▸ Given exercise: Pull out the material from the line with "itemize the components" to the line with "inpaint-mask [198,155,242,243]", both included, and copy those lines without any change.

▸ Working data:
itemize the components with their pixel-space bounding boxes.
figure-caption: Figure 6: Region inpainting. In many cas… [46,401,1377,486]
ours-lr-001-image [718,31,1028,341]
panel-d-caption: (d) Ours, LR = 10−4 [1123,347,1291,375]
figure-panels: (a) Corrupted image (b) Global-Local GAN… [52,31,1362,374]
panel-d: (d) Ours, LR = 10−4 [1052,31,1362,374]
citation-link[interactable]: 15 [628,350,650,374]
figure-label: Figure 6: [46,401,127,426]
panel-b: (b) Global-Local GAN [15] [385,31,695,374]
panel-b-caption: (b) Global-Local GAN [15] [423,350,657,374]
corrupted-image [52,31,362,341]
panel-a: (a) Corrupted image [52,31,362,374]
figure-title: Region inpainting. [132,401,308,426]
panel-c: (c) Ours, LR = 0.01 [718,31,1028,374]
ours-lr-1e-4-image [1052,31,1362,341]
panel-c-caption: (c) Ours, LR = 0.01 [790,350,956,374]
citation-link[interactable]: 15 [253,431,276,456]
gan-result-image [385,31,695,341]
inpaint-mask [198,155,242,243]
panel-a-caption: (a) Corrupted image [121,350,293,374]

---

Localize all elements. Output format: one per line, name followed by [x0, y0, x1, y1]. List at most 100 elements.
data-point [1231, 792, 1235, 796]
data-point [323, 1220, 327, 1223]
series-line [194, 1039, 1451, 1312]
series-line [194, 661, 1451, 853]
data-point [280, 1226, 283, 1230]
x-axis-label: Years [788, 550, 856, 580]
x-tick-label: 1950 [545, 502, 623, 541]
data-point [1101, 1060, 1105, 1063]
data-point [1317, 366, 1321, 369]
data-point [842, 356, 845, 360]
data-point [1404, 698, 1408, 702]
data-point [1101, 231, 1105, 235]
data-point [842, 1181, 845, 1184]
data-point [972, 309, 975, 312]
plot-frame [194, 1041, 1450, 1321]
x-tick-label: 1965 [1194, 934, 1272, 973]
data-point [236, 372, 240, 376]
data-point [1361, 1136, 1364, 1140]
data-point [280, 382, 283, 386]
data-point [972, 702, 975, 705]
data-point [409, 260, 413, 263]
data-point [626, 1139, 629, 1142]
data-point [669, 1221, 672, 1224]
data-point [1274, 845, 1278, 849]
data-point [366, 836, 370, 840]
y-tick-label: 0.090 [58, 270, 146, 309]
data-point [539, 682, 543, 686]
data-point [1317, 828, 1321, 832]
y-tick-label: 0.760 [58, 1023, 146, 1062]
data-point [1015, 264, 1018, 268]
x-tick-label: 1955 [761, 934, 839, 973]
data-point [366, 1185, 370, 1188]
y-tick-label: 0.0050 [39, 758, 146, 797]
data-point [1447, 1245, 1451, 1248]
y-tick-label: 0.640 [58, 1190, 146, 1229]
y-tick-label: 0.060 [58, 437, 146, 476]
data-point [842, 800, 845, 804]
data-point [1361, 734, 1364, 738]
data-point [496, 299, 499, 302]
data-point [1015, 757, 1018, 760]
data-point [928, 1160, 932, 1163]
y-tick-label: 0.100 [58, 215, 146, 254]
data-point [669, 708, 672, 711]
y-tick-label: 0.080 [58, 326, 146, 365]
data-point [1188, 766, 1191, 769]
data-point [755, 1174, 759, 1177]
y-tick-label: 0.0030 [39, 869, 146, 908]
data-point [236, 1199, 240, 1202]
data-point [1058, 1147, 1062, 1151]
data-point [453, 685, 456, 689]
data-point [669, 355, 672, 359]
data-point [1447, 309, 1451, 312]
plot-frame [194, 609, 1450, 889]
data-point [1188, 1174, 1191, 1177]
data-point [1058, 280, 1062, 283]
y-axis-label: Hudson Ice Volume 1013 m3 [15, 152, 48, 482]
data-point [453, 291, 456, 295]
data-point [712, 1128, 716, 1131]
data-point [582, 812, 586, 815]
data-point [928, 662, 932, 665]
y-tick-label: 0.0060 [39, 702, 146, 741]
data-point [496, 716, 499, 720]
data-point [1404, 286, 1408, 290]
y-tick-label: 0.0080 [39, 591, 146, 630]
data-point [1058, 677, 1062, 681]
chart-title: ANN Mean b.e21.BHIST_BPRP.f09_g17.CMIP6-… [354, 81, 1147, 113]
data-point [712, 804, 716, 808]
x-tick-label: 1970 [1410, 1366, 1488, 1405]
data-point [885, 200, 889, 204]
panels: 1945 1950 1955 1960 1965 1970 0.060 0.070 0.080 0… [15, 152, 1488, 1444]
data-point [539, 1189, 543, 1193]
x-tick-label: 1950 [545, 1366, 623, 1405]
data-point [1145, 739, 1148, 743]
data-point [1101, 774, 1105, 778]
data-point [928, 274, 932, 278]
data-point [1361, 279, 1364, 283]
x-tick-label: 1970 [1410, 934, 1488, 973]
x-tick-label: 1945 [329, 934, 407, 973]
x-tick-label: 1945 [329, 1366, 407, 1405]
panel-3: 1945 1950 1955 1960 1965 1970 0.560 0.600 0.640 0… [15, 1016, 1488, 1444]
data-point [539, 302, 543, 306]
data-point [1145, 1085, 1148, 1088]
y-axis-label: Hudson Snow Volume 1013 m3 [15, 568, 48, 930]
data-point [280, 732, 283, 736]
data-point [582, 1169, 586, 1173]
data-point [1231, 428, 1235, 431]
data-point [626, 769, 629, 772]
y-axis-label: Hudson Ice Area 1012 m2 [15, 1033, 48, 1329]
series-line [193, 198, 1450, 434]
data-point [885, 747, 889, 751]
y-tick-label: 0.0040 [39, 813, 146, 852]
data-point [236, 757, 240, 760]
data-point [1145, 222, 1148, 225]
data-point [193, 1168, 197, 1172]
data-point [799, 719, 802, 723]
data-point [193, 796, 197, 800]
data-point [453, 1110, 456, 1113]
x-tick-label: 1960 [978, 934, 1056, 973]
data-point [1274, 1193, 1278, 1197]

▸ Written reply:
itemize the components with their pixel-space bounding boxes.
figure-caption: Figure 6: Region inpainting. In many cas… [46,401,1377,486]
ours-lr-001-image [718,31,1028,341]
panel-d-caption: (d) Ours, LR = 10−4 [1123,347,1291,375]
figure-panels: (a) Corrupted image (b) Global-Local GAN… [52,31,1362,374]
panel-d: (d) Ours, LR = 10−4 [1052,31,1362,374]
citation-link[interactable]: 15 [628,350,650,374]
figure-label: Figure 6: [46,401,127,426]
panel-b: (b) Global-Local GAN [15] [385,31,695,374]
panel-b-caption: (b) Global-Local GAN [15] [423,350,657,374]
corrupted-image [52,31,362,341]
panel-a: (a) Corrupted image [52,31,362,374]
figure-title: Region inpainting. [132,401,308,426]
panel-c: (c) Ours, LR = 0.01 [718,31,1028,374]
ours-lr-1e-4-image [1052,31,1362,341]
panel-c-caption: (c) Ours, LR = 0.01 [790,350,956,374]
citation-link[interactable]: 15 [253,431,276,456]
gan-result-image [385,31,695,341]
inpaint-mask [198,155,242,243]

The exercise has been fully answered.